## Start Records to process

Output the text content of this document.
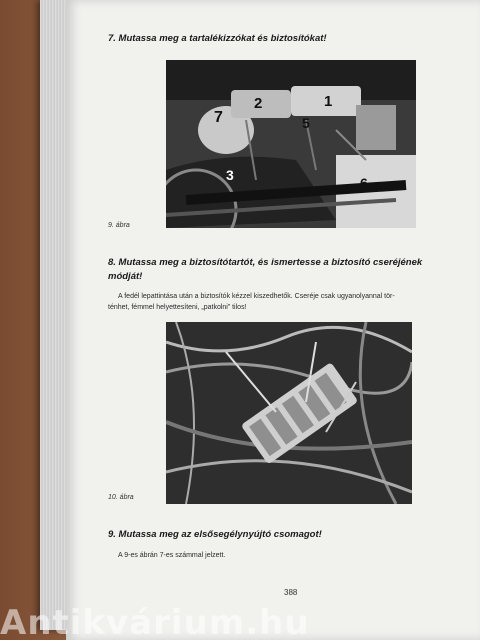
7. Mutassa meg a tartalékizzókat és biztosítókat!

7
2	1
5
3	6
9. ábra

8. Mutassa meg a biztosítótartót, és ismertesse a biztosító cseréjének

módját!

A fedél lepattintása után a biztosítók kézzel kiszedhetők. Cseréje csak ugyanolyannal tör-

ténhet, fémmel helyettesíteni, „patkolni” tilos!

10. ábra

9. Mutassa meg az elsősegélynyújtó csomagot!

A 9-es ábrán 7-es számmal jelzett.

388
Antikvárium.hu
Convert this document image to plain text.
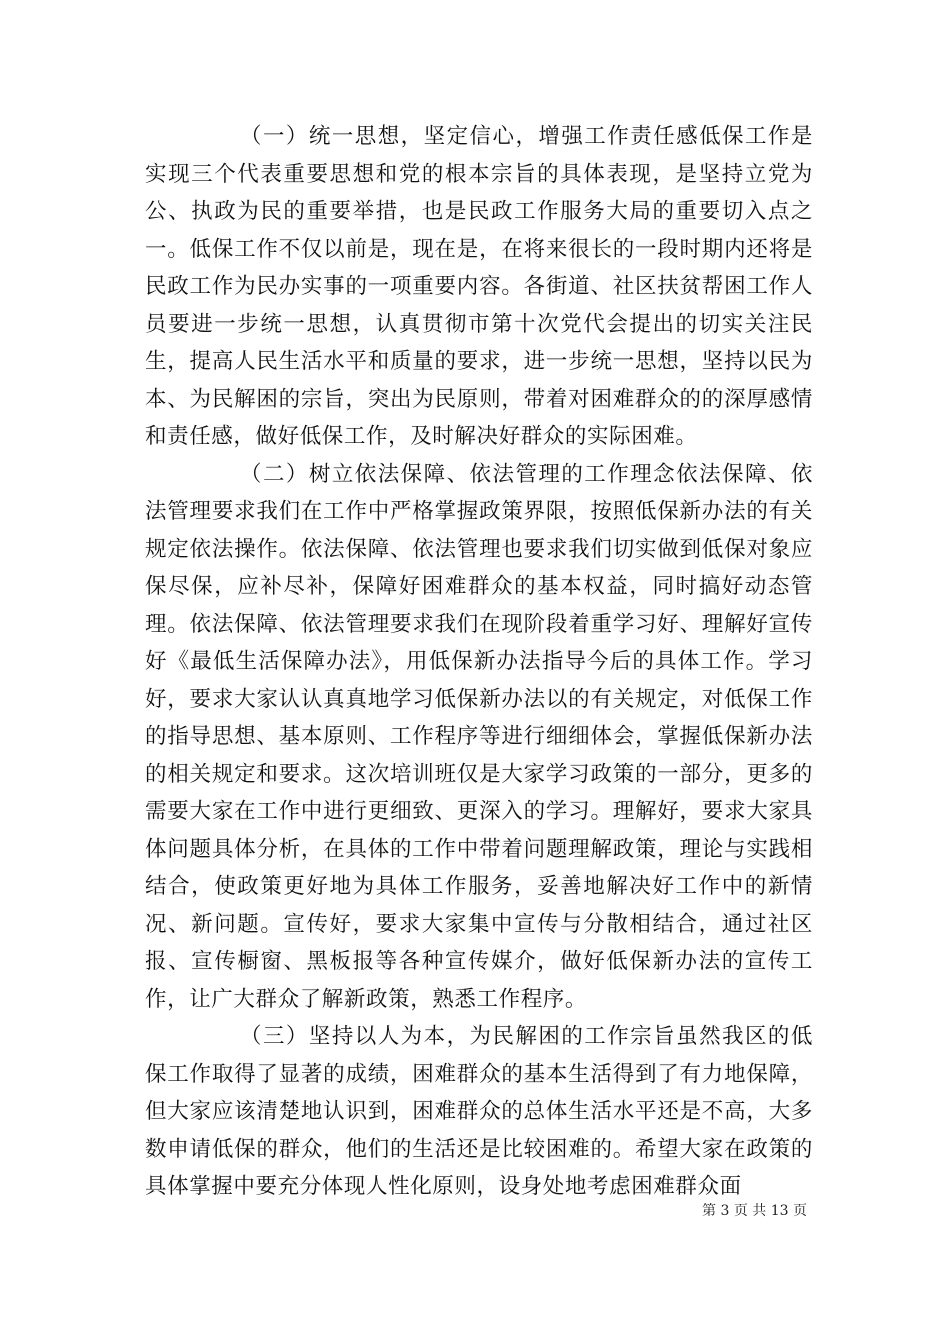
（一）统一思想，坚定信心，增强工作责任感低保工作是实现三个代表重要思想和党的根本宗旨的具体表现，是坚持立党为公、执政为民的重要举措，也是民政工作服务大局的重要切入点之一。低保工作不仅以前是，现在是，在将来很长的一段时期内还将是民政工作为民办实事的一项重要内容。各街道、社区扶贫帮困工作人员要进一步统一思想，认真贯彻市第十次党代会提出的切实关注民生，提高人民生活水平和质量的要求，进一步统一思想，坚持以民为本、为民解困的宗旨，突出为民原则，带着对困难群众的的深厚感情和责任感，做好低保工作，及时解决好群众的实际困难。

（二）树立依法保障、依法管理的工作理念依法保障、依法管理要求我们在工作中严格掌握政策界限，按照低保新办法的有关规定依法操作。依法保障、依法管理也要求我们切实做到低保对象应保尽保，应补尽补，保障好困难群众的基本权益，同时搞好动态管理。依法保障、依法管理要求我们在现阶段着重学习好、理解好宣传好《最低生活保障办法》，用低保新办法指导今后的具体工作。学习好，要求大家认认真真地学习低保新办法以的有关规定，对低保工作的指导思想、基本原则、工作程序等进行细细体会，掌握低保新办法的相关规定和要求。这次培训班仅是大家学习政策的一部分，更多的需要大家在工作中进行更细致、更深入的学习。理解好，要求大家具体问题具体分析，在具体的工作中带着问题理解政策，理论与实践相结合，使政策更好地为具体工作服务，妥善地解决好工作中的新情况、新问题。宣传好，要求大家集中宣传与分散相结合，通过社区报、宣传橱窗、黑板报等各种宣传媒介，做好低保新办法的宣传工作，让广大群众了解新政策，熟悉工作程序。

（三）坚持以人为本，为民解困的工作宗旨虽然我区的低保工作取得了显著的成绩，困难群众的基本生活得到了有力地保障，但大家应该清楚地认识到，困难群众的总体生活水平还是不高，大多数申请低保的群众，他们的生活还是比较困难的。希望大家在政策的具体掌握中要充分体现人性化原则，设身处地考虑困难群众面

第 3 页 共 13 页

## End Records to process

Pick out the lines above that hold the string "Mutassa" and show them.

7. Mutassa meg a tartalékizzókat és biztosítókat!
8. Mutassa meg a biztosítótartót, és ismertesse a biztosító cseréjének
9. Mutassa meg az elsősegélynyújtó csomagot!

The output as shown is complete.